Your instructions: Quote every line below exactly and skip any picture.

Task material:

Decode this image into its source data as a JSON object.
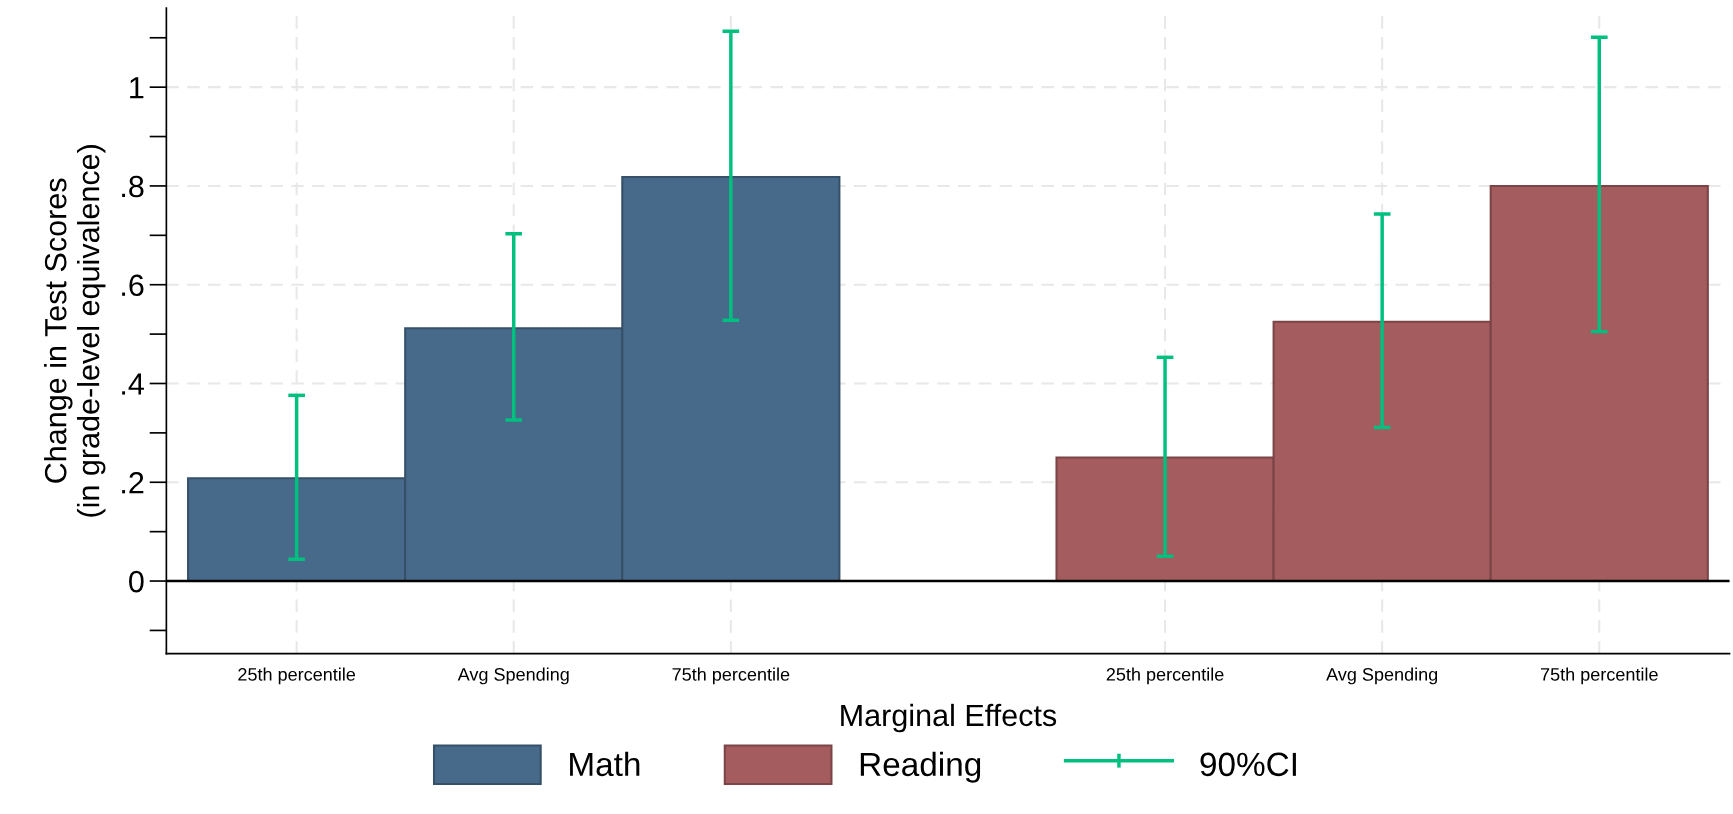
{
  "chart_data": {
    "type": "bar",
    "xlabel": "Marginal Effects",
    "ylabel": "Change in Test Scores\n(in grade-level equivalence)",
    "categories": [
      "25th percentile",
      "Avg Spending",
      "75th percentile",
      null,
      "25th percentile",
      "Avg Spending",
      "75th percentile"
    ],
    "series": [
      {
        "name": "Math",
        "color": "#476a8a",
        "values": [
          0.208,
          0.512,
          0.818,
          null,
          null,
          null,
          null
        ],
        "errors": [
          [
            0.044,
            0.376
          ],
          [
            0.326,
            0.703
          ],
          [
            0.528,
            1.113
          ],
          null,
          null,
          null,
          null
        ]
      },
      {
        "name": "Reading",
        "color": "#a45c5f",
        "values": [
          null,
          null,
          null,
          null,
          0.25,
          0.525,
          0.8
        ],
        "errors": [
          null,
          null,
          null,
          null,
          [
            0.05,
            0.453
          ],
          [
            0.311,
            0.743
          ],
          [
            0.505,
            1.101
          ]
        ]
      }
    ],
    "annotations": [
      "90%CI"
    ],
    "ylim": [
      -0.147,
      1.16
    ],
    "yticks": [
      {
        "value": 0,
        "label": "0"
      },
      {
        "value": 0.2,
        "label": ".2"
      },
      {
        "value": 0.4,
        "label": ".4"
      },
      {
        "value": 0.6,
        "label": ".6"
      },
      {
        "value": 0.8,
        "label": ".8"
      },
      {
        "value": 1,
        "label": "1"
      }
    ],
    "grid": true,
    "legend": "bottom"
  }
}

Solution to the problem:
Decode this image into its source data as a JSON object.
{
  "chart_data": {
    "type": "bar",
    "xlabel": "Marginal Effects",
    "ylabel": "Change in Test Scores\n(in grade-level equivalence)",
    "categories": [
      "25th percentile",
      "Avg Spending",
      "75th percentile",
      null,
      "25th percentile",
      "Avg Spending",
      "75th percentile"
    ],
    "series": [
      {
        "name": "Math",
        "color": "#476a8a",
        "values": [
          0.208,
          0.512,
          0.818,
          null,
          null,
          null,
          null
        ],
        "errors": [
          [
            0.044,
            0.376
          ],
          [
            0.326,
            0.703
          ],
          [
            0.528,
            1.113
          ],
          null,
          null,
          null,
          null
        ]
      },
      {
        "name": "Reading",
        "color": "#a45c5f",
        "values": [
          null,
          null,
          null,
          null,
          0.25,
          0.525,
          0.8
        ],
        "errors": [
          null,
          null,
          null,
          null,
          [
            0.05,
            0.453
          ],
          [
            0.311,
            0.743
          ],
          [
            0.505,
            1.101
          ]
        ]
      }
    ],
    "annotations": [
      "90%CI"
    ],
    "ylim": [
      -0.147,
      1.16
    ],
    "yticks": [
      {
        "value": 0,
        "label": "0"
      },
      {
        "value": 0.2,
        "label": ".2"
      },
      {
        "value": 0.4,
        "label": ".4"
      },
      {
        "value": 0.6,
        "label": ".6"
      },
      {
        "value": 0.8,
        "label": ".8"
      },
      {
        "value": 1,
        "label": "1"
      }
    ],
    "grid": true,
    "legend": "bottom"
  }
}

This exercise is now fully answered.